**PROBLEM TO WORK ON**:
In your copy, leave out the pictures and repeat the entries below exactly.

[begin INFORMATION SUPPLIED]

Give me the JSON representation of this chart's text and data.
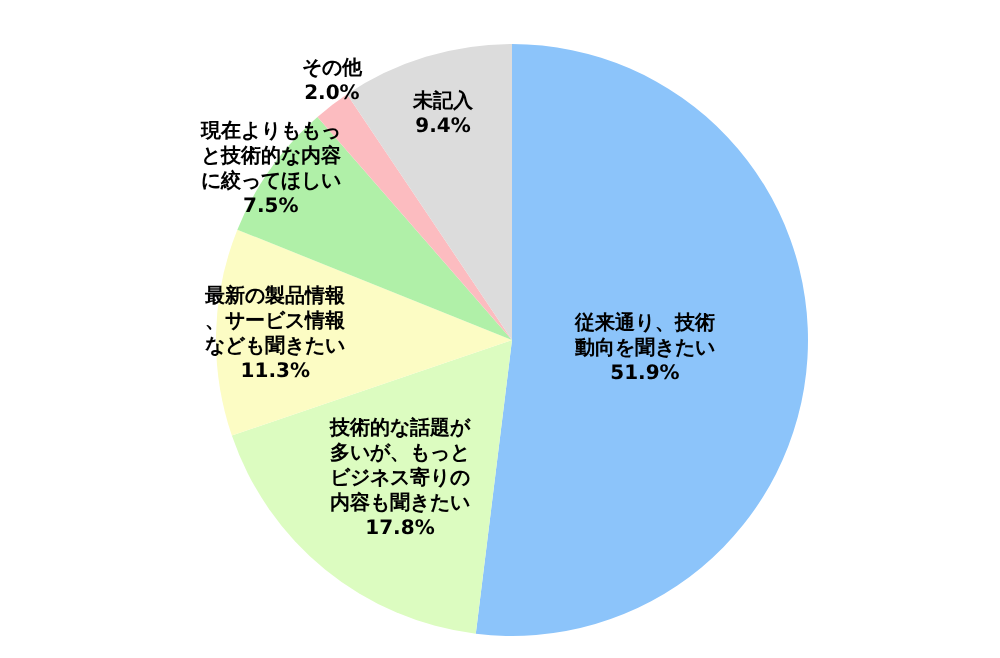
{
  "chart_data": {
    "type": "pie",
    "categories": [
      "従来通り、技術動向を聞きたい",
      "技術的な話題が多いが、もっとビジネス寄りの内容も聞きたい",
      "最新の製品情報、サービス情報なども聞きたい",
      "現在よりももっと技術的な内容に絞ってほしい",
      "その他",
      "未記入"
    ],
    "values": [
      51.9,
      17.8,
      11.3,
      7.5,
      2.0,
      9.4
    ],
    "value_labels": [
      "51.9%",
      "17.8%",
      "11.3%",
      "7.5%",
      "2.0%",
      "9.4%"
    ],
    "colors": [
      "#8cc4fa",
      "#dcfcc0",
      "#fcfcc4",
      "#b0f0a8",
      "#fcbcc0",
      "#dcdcdc"
    ],
    "legend": false
  }
}
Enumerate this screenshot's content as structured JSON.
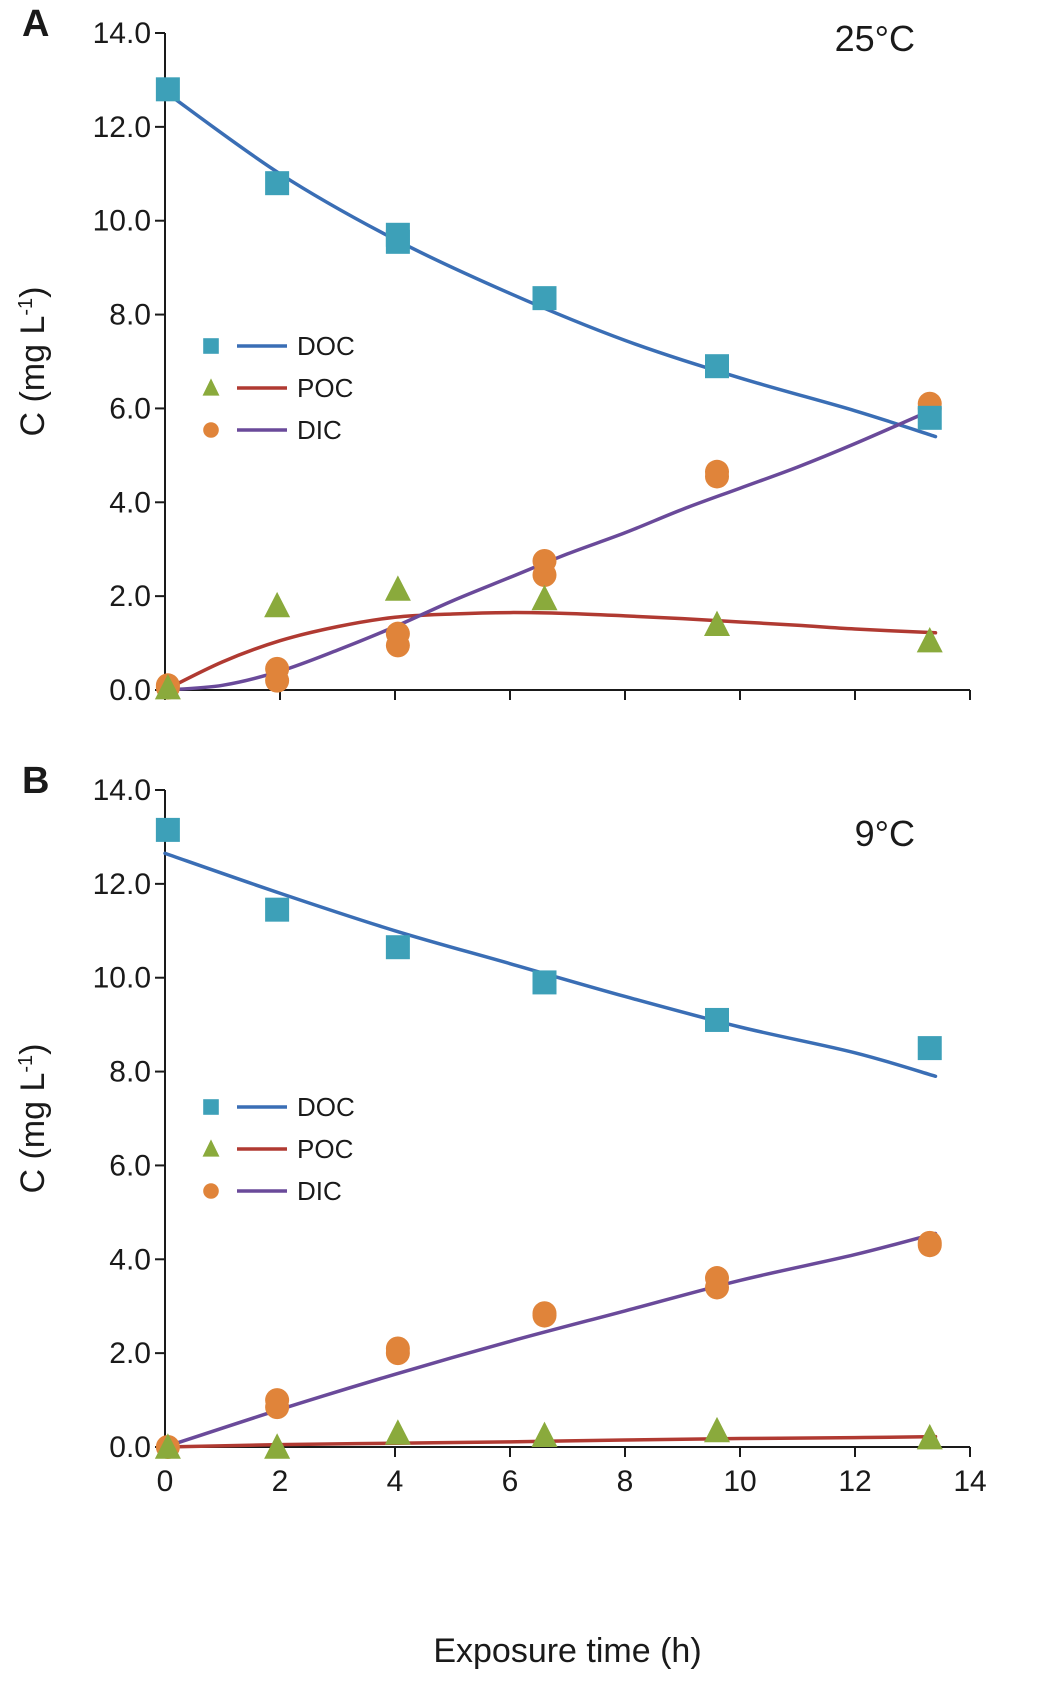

[end INFORMATION SUPPLIED]

**TASK RESULT**:
Give me the JSON representation of this chart's text and data.
{
  "chart_data": {
    "type": "pie",
    "categories": [
      "従来通り、技術動向を聞きたい",
      "技術的な話題が多いが、もっとビジネス寄りの内容も聞きたい",
      "最新の製品情報、サービス情報なども聞きたい",
      "現在よりももっと技術的な内容に絞ってほしい",
      "その他",
      "未記入"
    ],
    "values": [
      51.9,
      17.8,
      11.3,
      7.5,
      2.0,
      9.4
    ],
    "value_labels": [
      "51.9%",
      "17.8%",
      "11.3%",
      "7.5%",
      "2.0%",
      "9.4%"
    ],
    "colors": [
      "#8cc4fa",
      "#dcfcc0",
      "#fcfcc4",
      "#b0f0a8",
      "#fcbcc0",
      "#dcdcdc"
    ],
    "legend": false
  }
}
Enumerate this screenshot's content as structured JSON.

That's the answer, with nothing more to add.